Supplied data:
▼▼▼

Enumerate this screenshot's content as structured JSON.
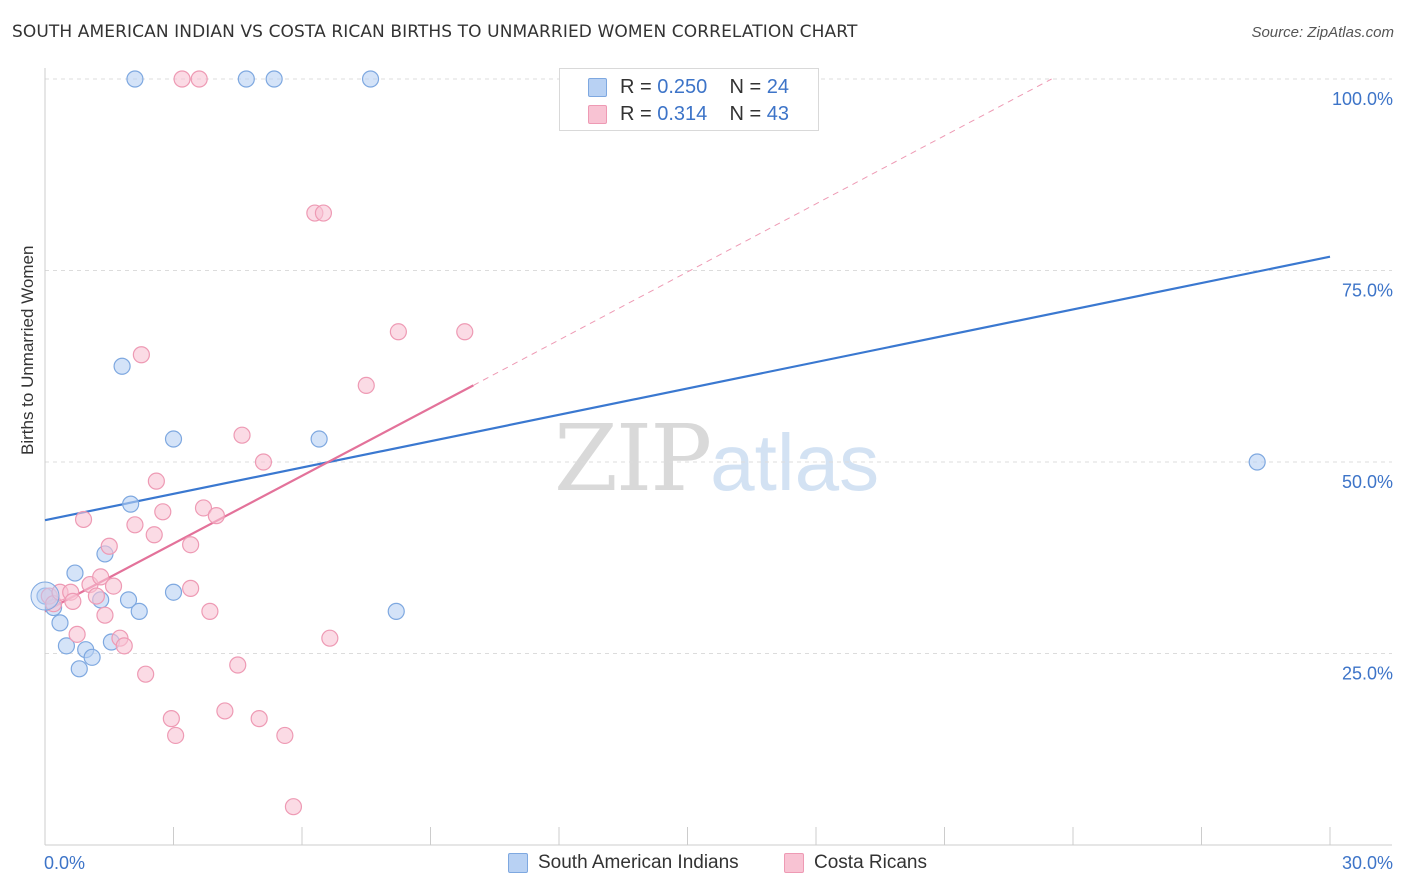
{
  "title": "SOUTH AMERICAN INDIAN VS COSTA RICAN BIRTHS TO UNMARRIED WOMEN CORRELATION CHART",
  "source": "Source: ZipAtlas.com",
  "watermark": {
    "zip": "ZIP",
    "atlas": "atlas"
  },
  "colors": {
    "blue_fill": "#b8d1f3",
    "blue_stroke": "#7ea8e0",
    "blue_line": "#3a78d0",
    "pink_fill": "#f8c3d3",
    "pink_stroke": "#ee9ab4",
    "pink_line": "#e3729a",
    "axis_text": "#3d74c8",
    "grid": "#dcdcdc"
  },
  "legend": {
    "rows": [
      {
        "r_label": "R = ",
        "r_value": "0.250",
        "n_label": "N = ",
        "n_value": "24"
      },
      {
        "r_label": "R = ",
        "r_value": "0.314",
        "n_label": "N = ",
        "n_value": "43"
      }
    ]
  },
  "bottom_legend": [
    "South American Indians",
    "Costa Ricans"
  ],
  "chart_data": {
    "type": "scatter",
    "title": "SOUTH AMERICAN INDIAN VS COSTA RICAN BIRTHS TO UNMARRIED WOMEN CORRELATION CHART",
    "xlabel": "",
    "ylabel": "Births to Unmarried Women",
    "xlim": [
      0,
      30
    ],
    "ylim": [
      0,
      100
    ],
    "x_tick_labels": [
      "0.0%",
      "30.0%"
    ],
    "y_ticks": [
      25,
      50,
      75,
      100
    ],
    "y_tick_labels": [
      "25.0%",
      "50.0%",
      "75.0%",
      "100.0%"
    ],
    "series": [
      {
        "name": "South American Indians",
        "r": 0.25,
        "n": 24,
        "points": [
          [
            0.0,
            32.5
          ],
          [
            0.2,
            31.0
          ],
          [
            0.35,
            29.0
          ],
          [
            0.5,
            26.0
          ],
          [
            0.7,
            35.5
          ],
          [
            0.8,
            23.0
          ],
          [
            0.95,
            25.5
          ],
          [
            1.1,
            24.5
          ],
          [
            1.3,
            32.0
          ],
          [
            1.4,
            38.0
          ],
          [
            1.55,
            26.5
          ],
          [
            1.8,
            62.5
          ],
          [
            1.95,
            32.0
          ],
          [
            2.0,
            44.5
          ],
          [
            2.2,
            30.5
          ],
          [
            2.1,
            100.0
          ],
          [
            3.0,
            53.0
          ],
          [
            3.0,
            33.0
          ],
          [
            4.7,
            100.0
          ],
          [
            5.35,
            100.0
          ],
          [
            6.4,
            53.0
          ],
          [
            7.6,
            100.0
          ],
          [
            8.2,
            30.5
          ],
          [
            28.3,
            50.0
          ]
        ],
        "trend": {
          "x1": 0,
          "y1": 42.4,
          "x2": 30,
          "y2": 76.8
        }
      },
      {
        "name": "Costa Ricans",
        "r": 0.314,
        "n": 43,
        "points": [
          [
            0.1,
            32.5
          ],
          [
            0.2,
            31.5
          ],
          [
            0.35,
            33.0
          ],
          [
            0.6,
            33.0
          ],
          [
            0.65,
            31.8
          ],
          [
            0.75,
            27.5
          ],
          [
            0.9,
            42.5
          ],
          [
            1.05,
            34.0
          ],
          [
            1.2,
            32.5
          ],
          [
            1.3,
            35.0
          ],
          [
            1.4,
            30.0
          ],
          [
            1.5,
            39.0
          ],
          [
            1.6,
            33.8
          ],
          [
            1.75,
            27.0
          ],
          [
            1.85,
            26.0
          ],
          [
            2.1,
            41.8
          ],
          [
            2.25,
            64.0
          ],
          [
            2.35,
            22.3
          ],
          [
            2.55,
            40.5
          ],
          [
            2.6,
            47.5
          ],
          [
            2.75,
            43.5
          ],
          [
            2.95,
            16.5
          ],
          [
            3.05,
            14.3
          ],
          [
            3.2,
            100.0
          ],
          [
            3.4,
            33.5
          ],
          [
            3.4,
            39.2
          ],
          [
            3.6,
            100.0
          ],
          [
            3.7,
            44.0
          ],
          [
            3.85,
            30.5
          ],
          [
            4.0,
            43.0
          ],
          [
            4.2,
            17.5
          ],
          [
            4.5,
            23.5
          ],
          [
            4.6,
            53.5
          ],
          [
            5.0,
            16.5
          ],
          [
            5.1,
            50.0
          ],
          [
            5.6,
            14.3
          ],
          [
            5.8,
            5.0
          ],
          [
            6.3,
            82.5
          ],
          [
            6.5,
            82.5
          ],
          [
            6.65,
            27.0
          ],
          [
            7.5,
            60.0
          ],
          [
            8.25,
            67.0
          ],
          [
            9.8,
            67.0
          ]
        ],
        "trend": {
          "x1": 0,
          "y1": 30.5,
          "x2": 10.0,
          "y2": 60.0
        },
        "trend_extension": {
          "x1": 10.0,
          "y1": 60.0,
          "x2": 23.5,
          "y2": 100.0
        }
      }
    ]
  }
}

▲▲▲

Directions: Write out every line above exactly as it is, leaving out the pictures.

Result for this exercise:
Enumerate this screenshot's content as structured JSON.
{
  "title": "SOUTH AMERICAN INDIAN VS COSTA RICAN BIRTHS TO UNMARRIED WOMEN CORRELATION CHART",
  "source": "Source: ZipAtlas.com",
  "watermark": {
    "zip": "ZIP",
    "atlas": "atlas"
  },
  "colors": {
    "blue_fill": "#b8d1f3",
    "blue_stroke": "#7ea8e0",
    "blue_line": "#3a78d0",
    "pink_fill": "#f8c3d3",
    "pink_stroke": "#ee9ab4",
    "pink_line": "#e3729a",
    "axis_text": "#3d74c8",
    "grid": "#dcdcdc"
  },
  "legend": {
    "rows": [
      {
        "r_label": "R = ",
        "r_value": "0.250",
        "n_label": "N = ",
        "n_value": "24"
      },
      {
        "r_label": "R = ",
        "r_value": "0.314",
        "n_label": "N = ",
        "n_value": "43"
      }
    ]
  },
  "bottom_legend": [
    "South American Indians",
    "Costa Ricans"
  ],
  "chart_data": {
    "type": "scatter",
    "title": "SOUTH AMERICAN INDIAN VS COSTA RICAN BIRTHS TO UNMARRIED WOMEN CORRELATION CHART",
    "xlabel": "",
    "ylabel": "Births to Unmarried Women",
    "xlim": [
      0,
      30
    ],
    "ylim": [
      0,
      100
    ],
    "x_tick_labels": [
      "0.0%",
      "30.0%"
    ],
    "y_ticks": [
      25,
      50,
      75,
      100
    ],
    "y_tick_labels": [
      "25.0%",
      "50.0%",
      "75.0%",
      "100.0%"
    ],
    "series": [
      {
        "name": "South American Indians",
        "r": 0.25,
        "n": 24,
        "points": [
          [
            0.0,
            32.5
          ],
          [
            0.2,
            31.0
          ],
          [
            0.35,
            29.0
          ],
          [
            0.5,
            26.0
          ],
          [
            0.7,
            35.5
          ],
          [
            0.8,
            23.0
          ],
          [
            0.95,
            25.5
          ],
          [
            1.1,
            24.5
          ],
          [
            1.3,
            32.0
          ],
          [
            1.4,
            38.0
          ],
          [
            1.55,
            26.5
          ],
          [
            1.8,
            62.5
          ],
          [
            1.95,
            32.0
          ],
          [
            2.0,
            44.5
          ],
          [
            2.2,
            30.5
          ],
          [
            2.1,
            100.0
          ],
          [
            3.0,
            53.0
          ],
          [
            3.0,
            33.0
          ],
          [
            4.7,
            100.0
          ],
          [
            5.35,
            100.0
          ],
          [
            6.4,
            53.0
          ],
          [
            7.6,
            100.0
          ],
          [
            8.2,
            30.5
          ],
          [
            28.3,
            50.0
          ]
        ],
        "trend": {
          "x1": 0,
          "y1": 42.4,
          "x2": 30,
          "y2": 76.8
        }
      },
      {
        "name": "Costa Ricans",
        "r": 0.314,
        "n": 43,
        "points": [
          [
            0.1,
            32.5
          ],
          [
            0.2,
            31.5
          ],
          [
            0.35,
            33.0
          ],
          [
            0.6,
            33.0
          ],
          [
            0.65,
            31.8
          ],
          [
            0.75,
            27.5
          ],
          [
            0.9,
            42.5
          ],
          [
            1.05,
            34.0
          ],
          [
            1.2,
            32.5
          ],
          [
            1.3,
            35.0
          ],
          [
            1.4,
            30.0
          ],
          [
            1.5,
            39.0
          ],
          [
            1.6,
            33.8
          ],
          [
            1.75,
            27.0
          ],
          [
            1.85,
            26.0
          ],
          [
            2.1,
            41.8
          ],
          [
            2.25,
            64.0
          ],
          [
            2.35,
            22.3
          ],
          [
            2.55,
            40.5
          ],
          [
            2.6,
            47.5
          ],
          [
            2.75,
            43.5
          ],
          [
            2.95,
            16.5
          ],
          [
            3.05,
            14.3
          ],
          [
            3.2,
            100.0
          ],
          [
            3.4,
            33.5
          ],
          [
            3.4,
            39.2
          ],
          [
            3.6,
            100.0
          ],
          [
            3.7,
            44.0
          ],
          [
            3.85,
            30.5
          ],
          [
            4.0,
            43.0
          ],
          [
            4.2,
            17.5
          ],
          [
            4.5,
            23.5
          ],
          [
            4.6,
            53.5
          ],
          [
            5.0,
            16.5
          ],
          [
            5.1,
            50.0
          ],
          [
            5.6,
            14.3
          ],
          [
            5.8,
            5.0
          ],
          [
            6.3,
            82.5
          ],
          [
            6.5,
            82.5
          ],
          [
            6.65,
            27.0
          ],
          [
            7.5,
            60.0
          ],
          [
            8.25,
            67.0
          ],
          [
            9.8,
            67.0
          ]
        ],
        "trend": {
          "x1": 0,
          "y1": 30.5,
          "x2": 10.0,
          "y2": 60.0
        },
        "trend_extension": {
          "x1": 10.0,
          "y1": 60.0,
          "x2": 23.5,
          "y2": 100.0
        }
      }
    ]
  }
}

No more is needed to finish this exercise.